RAW DATA -
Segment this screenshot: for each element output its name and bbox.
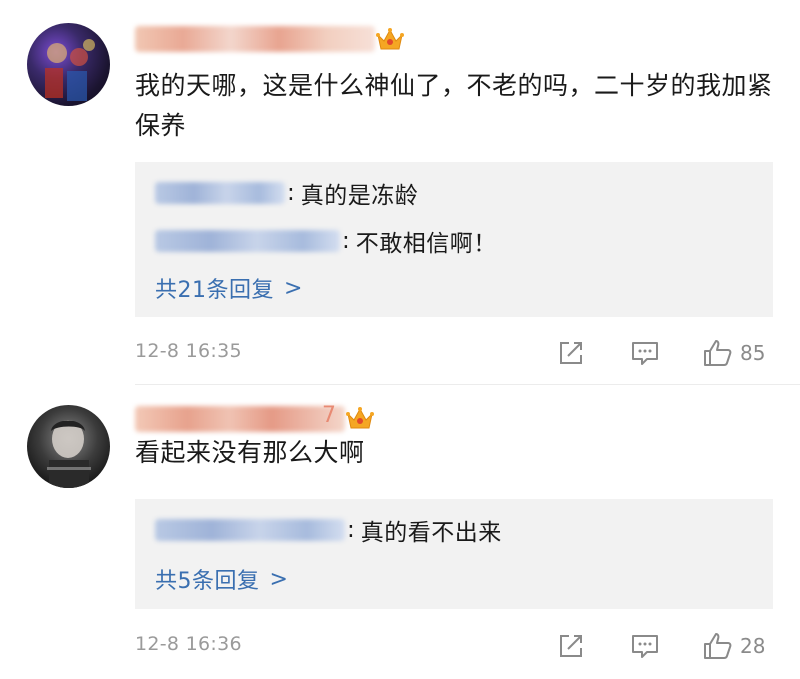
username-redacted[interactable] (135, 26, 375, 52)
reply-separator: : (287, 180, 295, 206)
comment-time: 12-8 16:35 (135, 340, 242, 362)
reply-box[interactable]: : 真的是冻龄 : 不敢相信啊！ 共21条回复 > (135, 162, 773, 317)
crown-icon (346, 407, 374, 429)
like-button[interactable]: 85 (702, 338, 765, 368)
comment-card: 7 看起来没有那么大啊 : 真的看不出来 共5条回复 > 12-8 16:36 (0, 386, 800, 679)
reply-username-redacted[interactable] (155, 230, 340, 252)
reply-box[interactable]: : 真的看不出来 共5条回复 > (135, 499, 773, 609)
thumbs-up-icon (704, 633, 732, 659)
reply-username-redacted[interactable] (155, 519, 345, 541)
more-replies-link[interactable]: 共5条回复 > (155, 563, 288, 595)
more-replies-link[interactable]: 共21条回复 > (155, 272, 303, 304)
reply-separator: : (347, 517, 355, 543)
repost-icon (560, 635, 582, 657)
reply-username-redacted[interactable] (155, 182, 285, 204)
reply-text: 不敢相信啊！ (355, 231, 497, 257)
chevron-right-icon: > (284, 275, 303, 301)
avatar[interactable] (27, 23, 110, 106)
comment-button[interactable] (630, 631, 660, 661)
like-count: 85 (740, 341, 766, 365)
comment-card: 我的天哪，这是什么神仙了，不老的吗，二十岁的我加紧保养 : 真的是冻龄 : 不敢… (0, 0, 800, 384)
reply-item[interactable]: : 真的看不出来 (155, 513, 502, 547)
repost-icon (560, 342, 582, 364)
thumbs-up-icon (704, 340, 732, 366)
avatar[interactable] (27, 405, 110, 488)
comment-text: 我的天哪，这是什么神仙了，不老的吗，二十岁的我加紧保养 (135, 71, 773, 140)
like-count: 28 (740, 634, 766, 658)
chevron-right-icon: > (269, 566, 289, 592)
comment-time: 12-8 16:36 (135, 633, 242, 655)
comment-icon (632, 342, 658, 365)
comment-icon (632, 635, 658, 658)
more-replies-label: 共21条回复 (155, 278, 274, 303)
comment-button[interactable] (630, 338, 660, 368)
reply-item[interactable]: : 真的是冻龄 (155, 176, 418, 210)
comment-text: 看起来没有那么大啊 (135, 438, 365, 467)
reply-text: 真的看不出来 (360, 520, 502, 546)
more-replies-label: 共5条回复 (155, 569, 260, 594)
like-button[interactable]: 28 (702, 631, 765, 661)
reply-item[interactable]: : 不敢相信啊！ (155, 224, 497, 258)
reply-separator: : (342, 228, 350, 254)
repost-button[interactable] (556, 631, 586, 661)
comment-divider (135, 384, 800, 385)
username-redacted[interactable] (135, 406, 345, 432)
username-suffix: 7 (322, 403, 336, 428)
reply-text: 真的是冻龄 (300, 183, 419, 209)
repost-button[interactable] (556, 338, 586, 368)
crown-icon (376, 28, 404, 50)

...

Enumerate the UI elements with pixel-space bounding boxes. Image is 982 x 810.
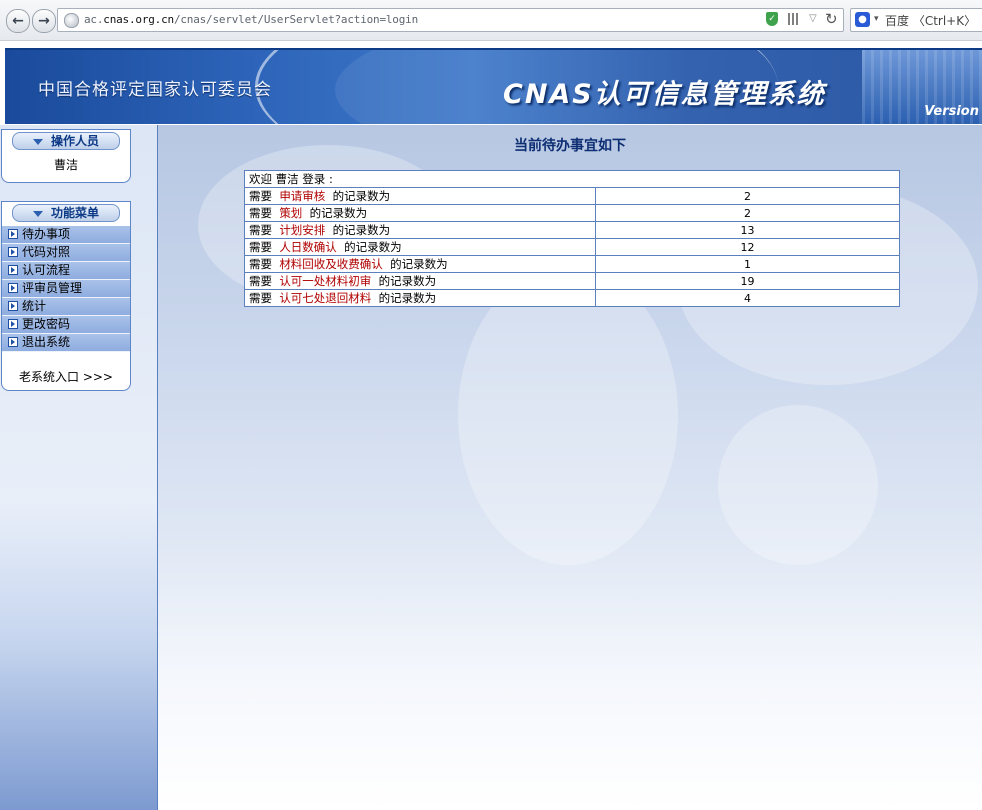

--

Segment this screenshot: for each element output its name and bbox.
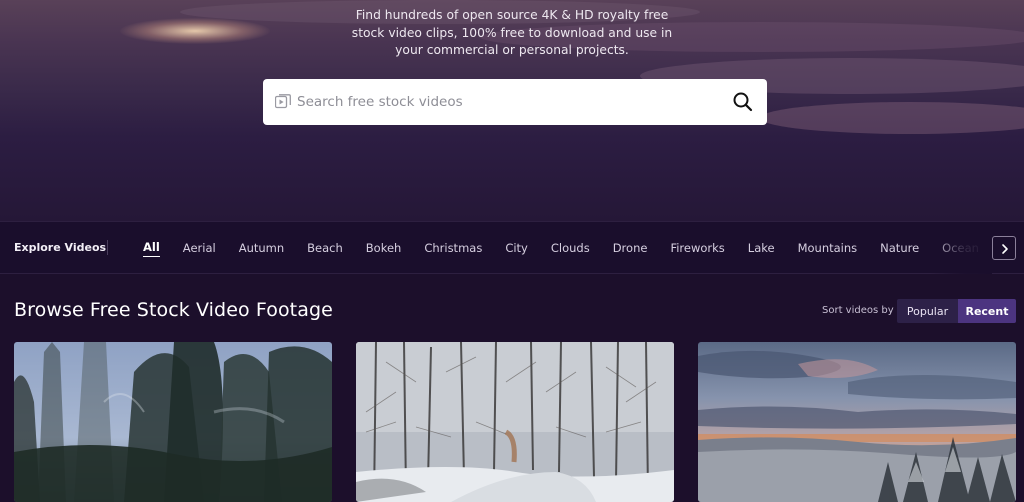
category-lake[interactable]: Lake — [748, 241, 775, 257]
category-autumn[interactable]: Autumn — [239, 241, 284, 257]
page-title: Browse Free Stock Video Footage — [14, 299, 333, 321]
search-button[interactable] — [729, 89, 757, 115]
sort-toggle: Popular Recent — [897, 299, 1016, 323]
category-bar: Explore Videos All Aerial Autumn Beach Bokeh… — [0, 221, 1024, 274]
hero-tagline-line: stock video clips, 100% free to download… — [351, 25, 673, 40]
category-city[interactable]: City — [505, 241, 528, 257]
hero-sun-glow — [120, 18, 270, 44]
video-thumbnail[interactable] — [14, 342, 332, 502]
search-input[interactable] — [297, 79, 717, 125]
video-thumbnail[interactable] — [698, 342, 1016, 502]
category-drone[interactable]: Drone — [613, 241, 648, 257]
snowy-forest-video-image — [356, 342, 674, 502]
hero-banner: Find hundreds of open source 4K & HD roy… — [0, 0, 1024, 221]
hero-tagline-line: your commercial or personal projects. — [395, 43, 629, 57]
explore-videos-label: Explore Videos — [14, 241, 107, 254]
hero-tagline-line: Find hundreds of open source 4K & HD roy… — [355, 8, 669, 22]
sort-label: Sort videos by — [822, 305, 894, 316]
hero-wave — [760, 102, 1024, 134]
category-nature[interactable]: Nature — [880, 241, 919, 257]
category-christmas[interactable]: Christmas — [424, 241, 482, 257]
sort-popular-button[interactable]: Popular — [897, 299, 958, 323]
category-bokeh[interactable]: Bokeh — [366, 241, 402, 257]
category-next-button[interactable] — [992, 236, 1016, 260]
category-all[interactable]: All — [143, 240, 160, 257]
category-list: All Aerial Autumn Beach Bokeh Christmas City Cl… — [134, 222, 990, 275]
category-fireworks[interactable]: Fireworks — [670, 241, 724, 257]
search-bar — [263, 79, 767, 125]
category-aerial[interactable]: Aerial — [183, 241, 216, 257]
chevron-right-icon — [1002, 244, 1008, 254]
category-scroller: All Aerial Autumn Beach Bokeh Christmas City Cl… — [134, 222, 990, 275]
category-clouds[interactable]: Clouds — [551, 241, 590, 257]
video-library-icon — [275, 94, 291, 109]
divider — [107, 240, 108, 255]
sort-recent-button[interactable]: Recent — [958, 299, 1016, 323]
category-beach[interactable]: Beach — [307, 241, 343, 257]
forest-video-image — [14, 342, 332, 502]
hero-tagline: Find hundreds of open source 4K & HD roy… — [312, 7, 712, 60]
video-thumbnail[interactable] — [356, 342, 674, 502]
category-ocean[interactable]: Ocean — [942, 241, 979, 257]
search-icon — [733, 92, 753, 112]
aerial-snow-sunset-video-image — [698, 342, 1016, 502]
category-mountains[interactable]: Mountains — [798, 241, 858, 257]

EXERCISE REQUIREMENTS -
Count the lines of the material above that contain the string "sort", and reply with only that number.

EXPECTED OUTPUT -
4